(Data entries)
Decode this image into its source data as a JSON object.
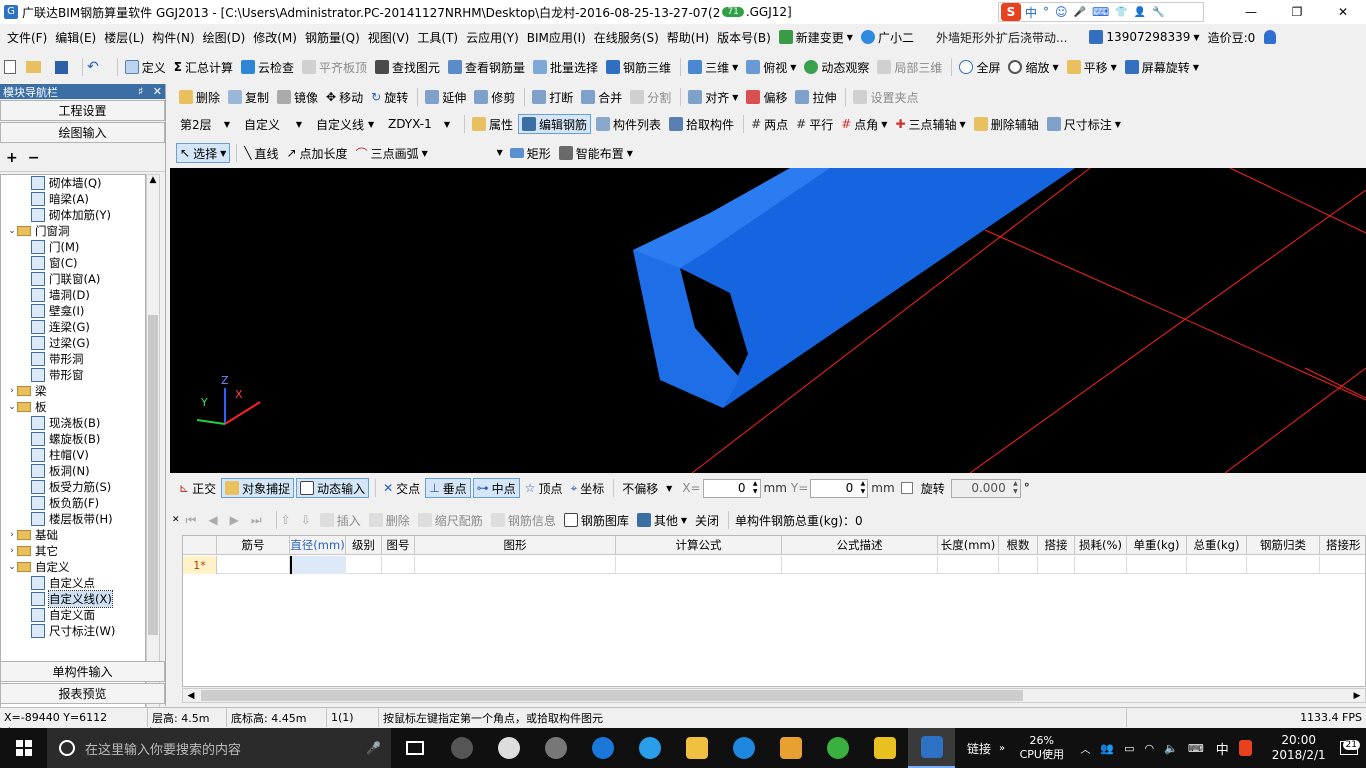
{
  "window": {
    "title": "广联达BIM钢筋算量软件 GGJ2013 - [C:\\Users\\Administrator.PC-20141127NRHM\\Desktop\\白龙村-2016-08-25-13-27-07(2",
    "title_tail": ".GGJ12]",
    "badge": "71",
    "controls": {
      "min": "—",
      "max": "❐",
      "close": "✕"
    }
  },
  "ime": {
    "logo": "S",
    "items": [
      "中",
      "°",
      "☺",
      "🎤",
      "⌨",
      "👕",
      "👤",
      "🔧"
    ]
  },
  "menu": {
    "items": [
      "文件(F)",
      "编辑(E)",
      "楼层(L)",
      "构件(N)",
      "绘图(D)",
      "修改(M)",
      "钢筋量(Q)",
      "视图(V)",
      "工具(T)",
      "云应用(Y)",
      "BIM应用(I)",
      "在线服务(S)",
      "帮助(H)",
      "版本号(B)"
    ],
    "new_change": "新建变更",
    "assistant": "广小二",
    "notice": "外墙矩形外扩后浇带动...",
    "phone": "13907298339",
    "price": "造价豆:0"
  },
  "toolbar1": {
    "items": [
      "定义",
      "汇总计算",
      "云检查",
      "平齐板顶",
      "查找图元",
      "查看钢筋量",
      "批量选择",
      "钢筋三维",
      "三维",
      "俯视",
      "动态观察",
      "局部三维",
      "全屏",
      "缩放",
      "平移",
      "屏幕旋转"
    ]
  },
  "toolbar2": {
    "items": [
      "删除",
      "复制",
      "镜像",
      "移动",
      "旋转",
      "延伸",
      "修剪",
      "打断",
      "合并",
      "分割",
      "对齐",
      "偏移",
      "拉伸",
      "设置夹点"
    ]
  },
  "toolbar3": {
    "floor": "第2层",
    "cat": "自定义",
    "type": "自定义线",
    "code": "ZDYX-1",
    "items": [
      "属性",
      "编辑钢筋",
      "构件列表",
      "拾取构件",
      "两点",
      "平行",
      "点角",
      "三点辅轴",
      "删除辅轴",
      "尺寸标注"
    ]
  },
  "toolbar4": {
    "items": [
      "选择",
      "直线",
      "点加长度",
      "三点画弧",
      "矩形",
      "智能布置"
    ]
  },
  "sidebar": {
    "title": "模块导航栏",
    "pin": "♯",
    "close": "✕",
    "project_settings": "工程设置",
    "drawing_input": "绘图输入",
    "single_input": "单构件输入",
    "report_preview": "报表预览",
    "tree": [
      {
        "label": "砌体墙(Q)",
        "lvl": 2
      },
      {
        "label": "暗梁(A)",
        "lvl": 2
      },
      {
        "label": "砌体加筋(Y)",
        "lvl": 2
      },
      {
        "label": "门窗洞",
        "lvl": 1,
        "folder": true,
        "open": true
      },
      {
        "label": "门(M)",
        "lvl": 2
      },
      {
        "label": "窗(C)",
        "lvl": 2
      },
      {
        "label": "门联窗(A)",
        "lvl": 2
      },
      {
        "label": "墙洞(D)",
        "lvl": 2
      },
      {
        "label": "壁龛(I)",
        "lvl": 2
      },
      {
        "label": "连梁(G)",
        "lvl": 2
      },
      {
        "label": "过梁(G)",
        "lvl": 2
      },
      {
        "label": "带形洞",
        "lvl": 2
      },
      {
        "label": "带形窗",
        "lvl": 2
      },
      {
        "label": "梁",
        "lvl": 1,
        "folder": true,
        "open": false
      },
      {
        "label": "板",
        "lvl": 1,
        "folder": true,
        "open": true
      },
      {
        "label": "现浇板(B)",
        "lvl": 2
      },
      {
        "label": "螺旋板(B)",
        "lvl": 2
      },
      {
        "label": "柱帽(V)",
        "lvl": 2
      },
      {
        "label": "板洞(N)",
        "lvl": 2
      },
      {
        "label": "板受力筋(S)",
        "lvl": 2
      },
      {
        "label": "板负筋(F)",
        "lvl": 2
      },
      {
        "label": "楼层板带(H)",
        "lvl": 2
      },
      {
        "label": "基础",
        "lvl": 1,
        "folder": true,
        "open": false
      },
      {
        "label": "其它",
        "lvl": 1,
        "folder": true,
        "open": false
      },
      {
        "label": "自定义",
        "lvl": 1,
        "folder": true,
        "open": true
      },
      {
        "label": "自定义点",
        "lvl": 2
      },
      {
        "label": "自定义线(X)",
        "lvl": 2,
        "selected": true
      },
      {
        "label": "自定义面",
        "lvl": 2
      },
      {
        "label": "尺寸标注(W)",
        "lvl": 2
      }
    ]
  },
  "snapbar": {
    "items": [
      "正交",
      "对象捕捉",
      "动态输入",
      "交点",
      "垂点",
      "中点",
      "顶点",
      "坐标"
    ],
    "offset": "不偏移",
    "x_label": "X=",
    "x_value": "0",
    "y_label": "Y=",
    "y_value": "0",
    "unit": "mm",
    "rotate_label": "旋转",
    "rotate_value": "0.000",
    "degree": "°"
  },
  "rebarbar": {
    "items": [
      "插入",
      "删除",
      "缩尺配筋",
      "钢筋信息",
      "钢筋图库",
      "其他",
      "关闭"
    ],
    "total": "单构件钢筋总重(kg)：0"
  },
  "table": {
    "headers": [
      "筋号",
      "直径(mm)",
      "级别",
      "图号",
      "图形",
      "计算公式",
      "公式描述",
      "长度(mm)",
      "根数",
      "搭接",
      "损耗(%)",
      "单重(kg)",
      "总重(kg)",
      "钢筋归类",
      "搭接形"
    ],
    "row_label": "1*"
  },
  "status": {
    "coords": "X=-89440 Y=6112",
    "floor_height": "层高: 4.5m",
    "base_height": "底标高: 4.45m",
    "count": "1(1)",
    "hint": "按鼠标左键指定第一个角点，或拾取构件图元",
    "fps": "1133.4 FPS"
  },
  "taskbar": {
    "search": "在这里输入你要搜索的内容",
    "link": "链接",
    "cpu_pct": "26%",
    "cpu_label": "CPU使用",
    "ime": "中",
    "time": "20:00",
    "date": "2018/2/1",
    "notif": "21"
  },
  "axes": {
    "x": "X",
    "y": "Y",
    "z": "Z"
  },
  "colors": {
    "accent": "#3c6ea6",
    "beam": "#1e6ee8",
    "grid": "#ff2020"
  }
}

---

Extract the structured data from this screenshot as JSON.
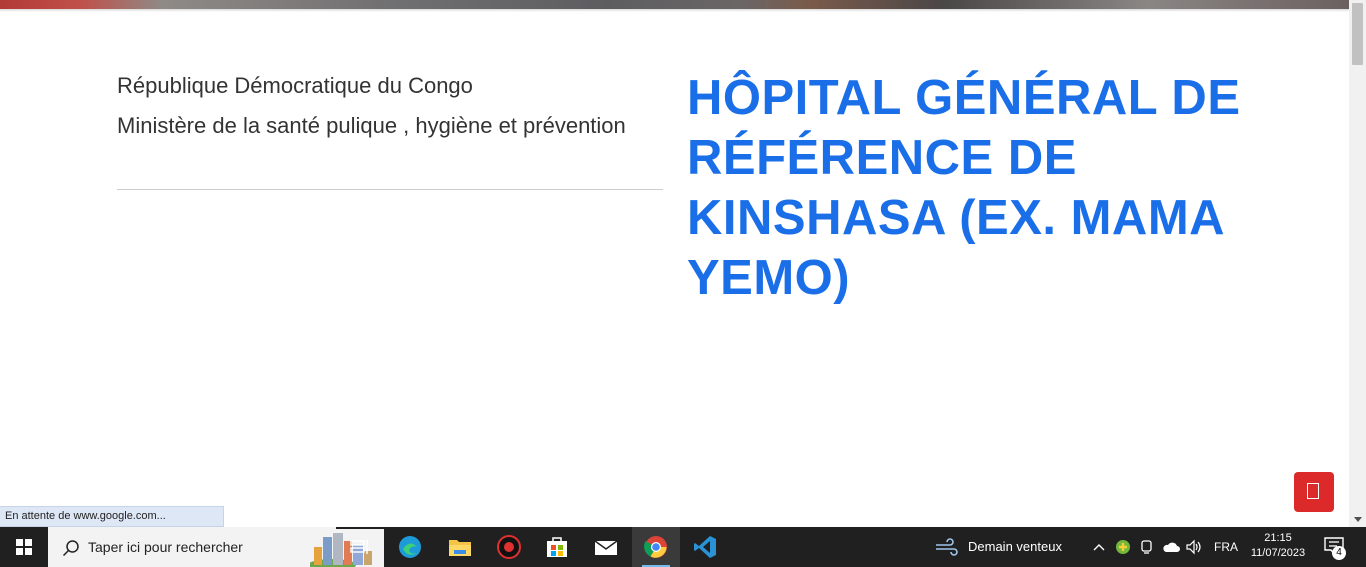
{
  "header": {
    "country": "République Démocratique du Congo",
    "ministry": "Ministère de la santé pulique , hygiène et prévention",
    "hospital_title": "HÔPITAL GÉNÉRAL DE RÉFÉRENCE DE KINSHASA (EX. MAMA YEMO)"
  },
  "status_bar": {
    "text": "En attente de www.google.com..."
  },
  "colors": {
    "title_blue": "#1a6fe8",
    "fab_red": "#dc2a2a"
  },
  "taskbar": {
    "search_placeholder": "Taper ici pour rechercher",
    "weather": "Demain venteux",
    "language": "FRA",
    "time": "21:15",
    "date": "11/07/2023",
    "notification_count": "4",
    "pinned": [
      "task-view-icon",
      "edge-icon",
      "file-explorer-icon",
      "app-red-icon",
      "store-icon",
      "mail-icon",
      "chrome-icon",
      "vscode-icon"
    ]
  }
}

==

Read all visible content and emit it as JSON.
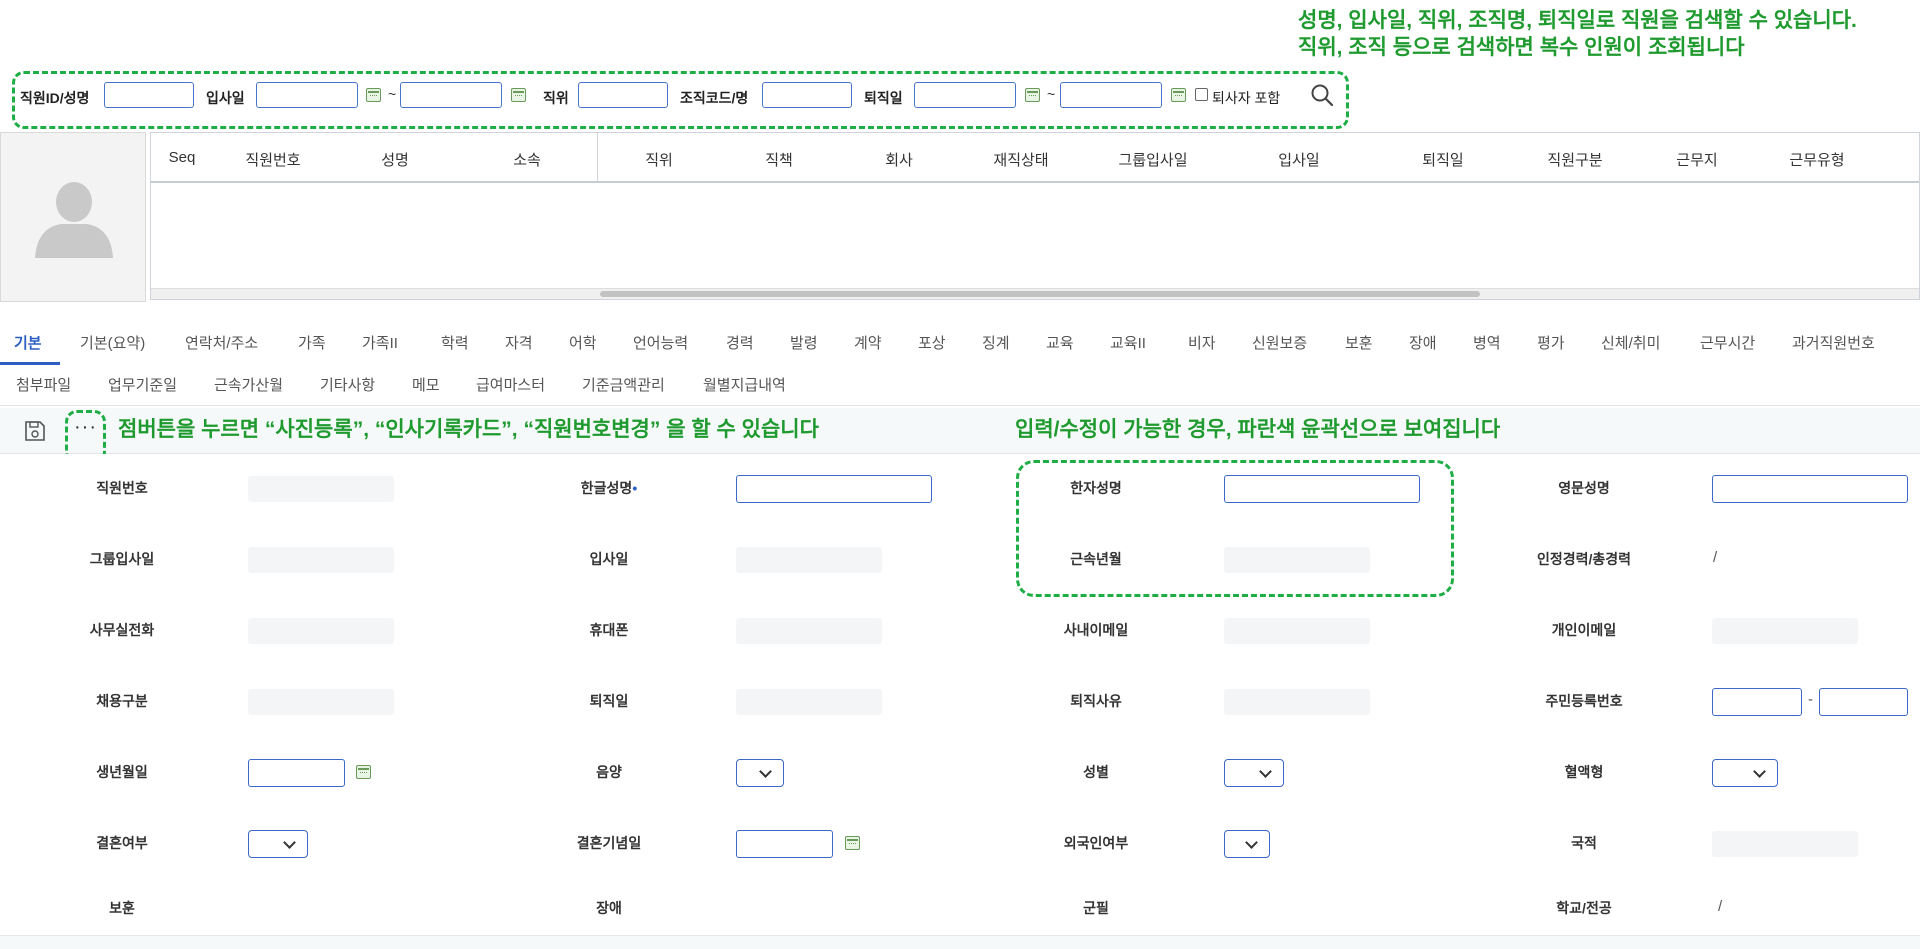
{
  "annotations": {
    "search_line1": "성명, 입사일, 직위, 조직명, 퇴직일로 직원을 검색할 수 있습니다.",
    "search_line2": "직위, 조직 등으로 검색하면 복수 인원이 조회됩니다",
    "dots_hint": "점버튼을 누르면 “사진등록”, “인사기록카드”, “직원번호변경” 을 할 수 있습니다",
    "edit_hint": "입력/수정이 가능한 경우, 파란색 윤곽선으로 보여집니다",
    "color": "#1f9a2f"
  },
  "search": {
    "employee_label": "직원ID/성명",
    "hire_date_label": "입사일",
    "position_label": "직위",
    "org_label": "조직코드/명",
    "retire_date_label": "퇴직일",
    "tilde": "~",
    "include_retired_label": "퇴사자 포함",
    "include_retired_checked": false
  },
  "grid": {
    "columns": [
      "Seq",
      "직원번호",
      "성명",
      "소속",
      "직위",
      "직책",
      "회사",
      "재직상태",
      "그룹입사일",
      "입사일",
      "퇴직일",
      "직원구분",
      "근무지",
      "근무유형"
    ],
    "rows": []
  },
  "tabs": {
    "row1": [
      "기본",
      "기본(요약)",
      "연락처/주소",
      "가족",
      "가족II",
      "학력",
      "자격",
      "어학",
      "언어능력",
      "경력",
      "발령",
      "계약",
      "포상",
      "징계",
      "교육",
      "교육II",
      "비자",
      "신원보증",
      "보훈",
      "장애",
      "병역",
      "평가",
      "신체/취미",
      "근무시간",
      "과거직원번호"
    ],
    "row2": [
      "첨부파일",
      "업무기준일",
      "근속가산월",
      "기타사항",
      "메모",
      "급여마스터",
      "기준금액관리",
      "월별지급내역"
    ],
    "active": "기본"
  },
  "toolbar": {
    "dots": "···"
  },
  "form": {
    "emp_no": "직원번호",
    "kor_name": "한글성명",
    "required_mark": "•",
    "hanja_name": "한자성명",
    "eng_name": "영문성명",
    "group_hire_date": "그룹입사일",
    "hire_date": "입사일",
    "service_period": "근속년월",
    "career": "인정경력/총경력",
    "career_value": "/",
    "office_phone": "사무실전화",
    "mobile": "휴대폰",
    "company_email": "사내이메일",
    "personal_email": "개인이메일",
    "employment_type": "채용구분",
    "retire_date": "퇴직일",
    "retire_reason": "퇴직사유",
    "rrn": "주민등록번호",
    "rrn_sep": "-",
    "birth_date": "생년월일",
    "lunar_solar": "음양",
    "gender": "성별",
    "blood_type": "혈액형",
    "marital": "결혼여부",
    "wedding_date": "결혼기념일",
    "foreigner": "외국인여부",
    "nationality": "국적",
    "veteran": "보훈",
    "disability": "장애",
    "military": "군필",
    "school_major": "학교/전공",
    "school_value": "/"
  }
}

• _Instructions to follow_: The word "icon" may appear on some lines. Report how many lines hold it, giving the number alone.

• _Result for this exercise_: 8